PROVIDED MATERIAL:

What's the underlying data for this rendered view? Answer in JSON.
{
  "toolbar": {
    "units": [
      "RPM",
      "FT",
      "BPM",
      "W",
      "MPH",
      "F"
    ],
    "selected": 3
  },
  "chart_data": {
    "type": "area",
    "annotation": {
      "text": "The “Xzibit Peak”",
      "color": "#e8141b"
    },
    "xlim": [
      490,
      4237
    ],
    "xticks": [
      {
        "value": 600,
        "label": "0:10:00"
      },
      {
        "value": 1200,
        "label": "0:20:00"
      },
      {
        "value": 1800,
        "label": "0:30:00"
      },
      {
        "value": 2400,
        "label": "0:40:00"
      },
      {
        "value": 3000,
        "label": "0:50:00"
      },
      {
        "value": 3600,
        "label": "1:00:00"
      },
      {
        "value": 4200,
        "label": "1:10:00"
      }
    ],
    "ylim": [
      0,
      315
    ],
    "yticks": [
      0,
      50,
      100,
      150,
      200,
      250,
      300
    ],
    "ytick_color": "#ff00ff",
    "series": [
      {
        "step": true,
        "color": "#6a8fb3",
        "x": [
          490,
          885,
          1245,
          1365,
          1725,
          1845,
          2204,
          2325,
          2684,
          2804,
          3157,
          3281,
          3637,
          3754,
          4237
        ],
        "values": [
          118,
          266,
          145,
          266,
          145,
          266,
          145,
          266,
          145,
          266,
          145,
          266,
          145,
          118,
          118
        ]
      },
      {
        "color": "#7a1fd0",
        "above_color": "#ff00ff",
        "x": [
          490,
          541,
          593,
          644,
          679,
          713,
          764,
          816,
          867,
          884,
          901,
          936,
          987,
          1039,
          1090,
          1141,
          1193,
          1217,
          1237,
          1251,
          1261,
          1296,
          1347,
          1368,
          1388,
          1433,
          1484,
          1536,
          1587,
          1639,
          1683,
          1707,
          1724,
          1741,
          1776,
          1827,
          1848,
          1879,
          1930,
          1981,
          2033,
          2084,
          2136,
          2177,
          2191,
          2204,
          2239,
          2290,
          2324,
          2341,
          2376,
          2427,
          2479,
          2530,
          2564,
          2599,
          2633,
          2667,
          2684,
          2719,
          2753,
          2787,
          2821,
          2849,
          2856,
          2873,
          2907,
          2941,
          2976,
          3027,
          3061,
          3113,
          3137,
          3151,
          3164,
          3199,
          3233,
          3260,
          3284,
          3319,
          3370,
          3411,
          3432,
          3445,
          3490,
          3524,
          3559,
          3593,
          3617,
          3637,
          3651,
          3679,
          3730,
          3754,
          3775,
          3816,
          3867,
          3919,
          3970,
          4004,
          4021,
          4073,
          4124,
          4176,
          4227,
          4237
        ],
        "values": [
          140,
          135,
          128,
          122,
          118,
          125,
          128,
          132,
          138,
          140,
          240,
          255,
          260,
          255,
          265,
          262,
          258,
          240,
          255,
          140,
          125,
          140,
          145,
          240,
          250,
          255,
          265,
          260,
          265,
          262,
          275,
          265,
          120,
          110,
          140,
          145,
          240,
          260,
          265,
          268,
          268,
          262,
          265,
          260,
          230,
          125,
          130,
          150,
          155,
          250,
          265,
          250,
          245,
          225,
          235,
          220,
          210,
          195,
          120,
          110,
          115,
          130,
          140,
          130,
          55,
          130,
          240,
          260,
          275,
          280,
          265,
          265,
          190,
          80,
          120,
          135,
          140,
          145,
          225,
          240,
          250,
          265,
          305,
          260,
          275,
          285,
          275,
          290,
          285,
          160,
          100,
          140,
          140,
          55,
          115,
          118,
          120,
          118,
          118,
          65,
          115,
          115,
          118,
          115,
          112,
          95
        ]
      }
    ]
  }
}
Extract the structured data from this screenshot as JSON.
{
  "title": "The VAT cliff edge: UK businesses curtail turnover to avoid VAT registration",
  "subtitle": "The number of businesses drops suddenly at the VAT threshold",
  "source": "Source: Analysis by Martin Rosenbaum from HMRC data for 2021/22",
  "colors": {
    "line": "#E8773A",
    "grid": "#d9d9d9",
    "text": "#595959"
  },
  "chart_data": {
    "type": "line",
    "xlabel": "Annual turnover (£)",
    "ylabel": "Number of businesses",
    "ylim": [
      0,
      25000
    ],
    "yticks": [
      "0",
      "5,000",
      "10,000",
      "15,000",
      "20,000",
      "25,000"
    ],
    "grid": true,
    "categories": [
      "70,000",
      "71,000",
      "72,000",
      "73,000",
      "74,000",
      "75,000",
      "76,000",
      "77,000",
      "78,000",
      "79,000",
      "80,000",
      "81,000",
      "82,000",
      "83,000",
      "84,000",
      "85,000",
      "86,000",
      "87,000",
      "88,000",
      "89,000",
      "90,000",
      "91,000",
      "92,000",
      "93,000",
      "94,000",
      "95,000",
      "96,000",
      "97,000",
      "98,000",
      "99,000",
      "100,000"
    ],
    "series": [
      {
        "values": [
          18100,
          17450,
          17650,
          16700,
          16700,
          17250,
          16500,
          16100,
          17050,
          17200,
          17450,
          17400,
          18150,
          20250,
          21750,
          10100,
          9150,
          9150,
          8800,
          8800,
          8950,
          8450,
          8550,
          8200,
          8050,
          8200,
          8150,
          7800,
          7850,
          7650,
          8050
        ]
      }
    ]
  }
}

WHAT IS EXPECTED:
Word for word, write out the data.

WRITTEN ANSWER:
What's the underlying data for this rendered view? Answer in JSON.
{
  "toolbar": {
    "units": [
      "RPM",
      "FT",
      "BPM",
      "W",
      "MPH",
      "F"
    ],
    "selected": 3
  },
  "chart_data": {
    "type": "area",
    "annotation": {
      "text": "The “Xzibit Peak”",
      "color": "#e8141b"
    },
    "xlim": [
      490,
      4237
    ],
    "xticks": [
      {
        "value": 600,
        "label": "0:10:00"
      },
      {
        "value": 1200,
        "label": "0:20:00"
      },
      {
        "value": 1800,
        "label": "0:30:00"
      },
      {
        "value": 2400,
        "label": "0:40:00"
      },
      {
        "value": 3000,
        "label": "0:50:00"
      },
      {
        "value": 3600,
        "label": "1:00:00"
      },
      {
        "value": 4200,
        "label": "1:10:00"
      }
    ],
    "ylim": [
      0,
      315
    ],
    "yticks": [
      0,
      50,
      100,
      150,
      200,
      250,
      300
    ],
    "ytick_color": "#ff00ff",
    "series": [
      {
        "step": true,
        "color": "#6a8fb3",
        "x": [
          490,
          885,
          1245,
          1365,
          1725,
          1845,
          2204,
          2325,
          2684,
          2804,
          3157,
          3281,
          3637,
          3754,
          4237
        ],
        "values": [
          118,
          266,
          145,
          266,
          145,
          266,
          145,
          266,
          145,
          266,
          145,
          266,
          145,
          118,
          118
        ]
      },
      {
        "color": "#7a1fd0",
        "above_color": "#ff00ff",
        "x": [
          490,
          541,
          593,
          644,
          679,
          713,
          764,
          816,
          867,
          884,
          901,
          936,
          987,
          1039,
          1090,
          1141,
          1193,
          1217,
          1237,
          1251,
          1261,
          1296,
          1347,
          1368,
          1388,
          1433,
          1484,
          1536,
          1587,
          1639,
          1683,
          1707,
          1724,
          1741,
          1776,
          1827,
          1848,
          1879,
          1930,
          1981,
          2033,
          2084,
          2136,
          2177,
          2191,
          2204,
          2239,
          2290,
          2324,
          2341,
          2376,
          2427,
          2479,
          2530,
          2564,
          2599,
          2633,
          2667,
          2684,
          2719,
          2753,
          2787,
          2821,
          2849,
          2856,
          2873,
          2907,
          2941,
          2976,
          3027,
          3061,
          3113,
          3137,
          3151,
          3164,
          3199,
          3233,
          3260,
          3284,
          3319,
          3370,
          3411,
          3432,
          3445,
          3490,
          3524,
          3559,
          3593,
          3617,
          3637,
          3651,
          3679,
          3730,
          3754,
          3775,
          3816,
          3867,
          3919,
          3970,
          4004,
          4021,
          4073,
          4124,
          4176,
          4227,
          4237
        ],
        "values": [
          140,
          135,
          128,
          122,
          118,
          125,
          128,
          132,
          138,
          140,
          240,
          255,
          260,
          255,
          265,
          262,
          258,
          240,
          255,
          140,
          125,
          140,
          145,
          240,
          250,
          255,
          265,
          260,
          265,
          262,
          275,
          265,
          120,
          110,
          140,
          145,
          240,
          260,
          265,
          268,
          268,
          262,
          265,
          260,
          230,
          125,
          130,
          150,
          155,
          250,
          265,
          250,
          245,
          225,
          235,
          220,
          210,
          195,
          120,
          110,
          115,
          130,
          140,
          130,
          55,
          130,
          240,
          260,
          275,
          280,
          265,
          265,
          190,
          80,
          120,
          135,
          140,
          145,
          225,
          240,
          250,
          265,
          305,
          260,
          275,
          285,
          275,
          290,
          285,
          160,
          100,
          140,
          140,
          55,
          115,
          118,
          120,
          118,
          118,
          65,
          115,
          115,
          118,
          115,
          112,
          95
        ]
      }
    ]
  }
}
Extract the structured data from this screenshot as JSON.
{
  "title": "The VAT cliff edge: UK businesses curtail turnover to avoid VAT registration",
  "subtitle": "The number of businesses drops suddenly at the VAT threshold",
  "source": "Source: Analysis by Martin Rosenbaum from HMRC data for 2021/22",
  "colors": {
    "line": "#E8773A",
    "grid": "#d9d9d9",
    "text": "#595959"
  },
  "chart_data": {
    "type": "line",
    "xlabel": "Annual turnover (£)",
    "ylabel": "Number of businesses",
    "ylim": [
      0,
      25000
    ],
    "yticks": [
      "0",
      "5,000",
      "10,000",
      "15,000",
      "20,000",
      "25,000"
    ],
    "grid": true,
    "categories": [
      "70,000",
      "71,000",
      "72,000",
      "73,000",
      "74,000",
      "75,000",
      "76,000",
      "77,000",
      "78,000",
      "79,000",
      "80,000",
      "81,000",
      "82,000",
      "83,000",
      "84,000",
      "85,000",
      "86,000",
      "87,000",
      "88,000",
      "89,000",
      "90,000",
      "91,000",
      "92,000",
      "93,000",
      "94,000",
      "95,000",
      "96,000",
      "97,000",
      "98,000",
      "99,000",
      "100,000"
    ],
    "series": [
      {
        "values": [
          18100,
          17450,
          17650,
          16700,
          16700,
          17250,
          16500,
          16100,
          17050,
          17200,
          17450,
          17400,
          18150,
          20250,
          21750,
          10100,
          9150,
          9150,
          8800,
          8800,
          8950,
          8450,
          8550,
          8200,
          8050,
          8200,
          8150,
          7800,
          7850,
          7650,
          8050
        ]
      }
    ]
  }
}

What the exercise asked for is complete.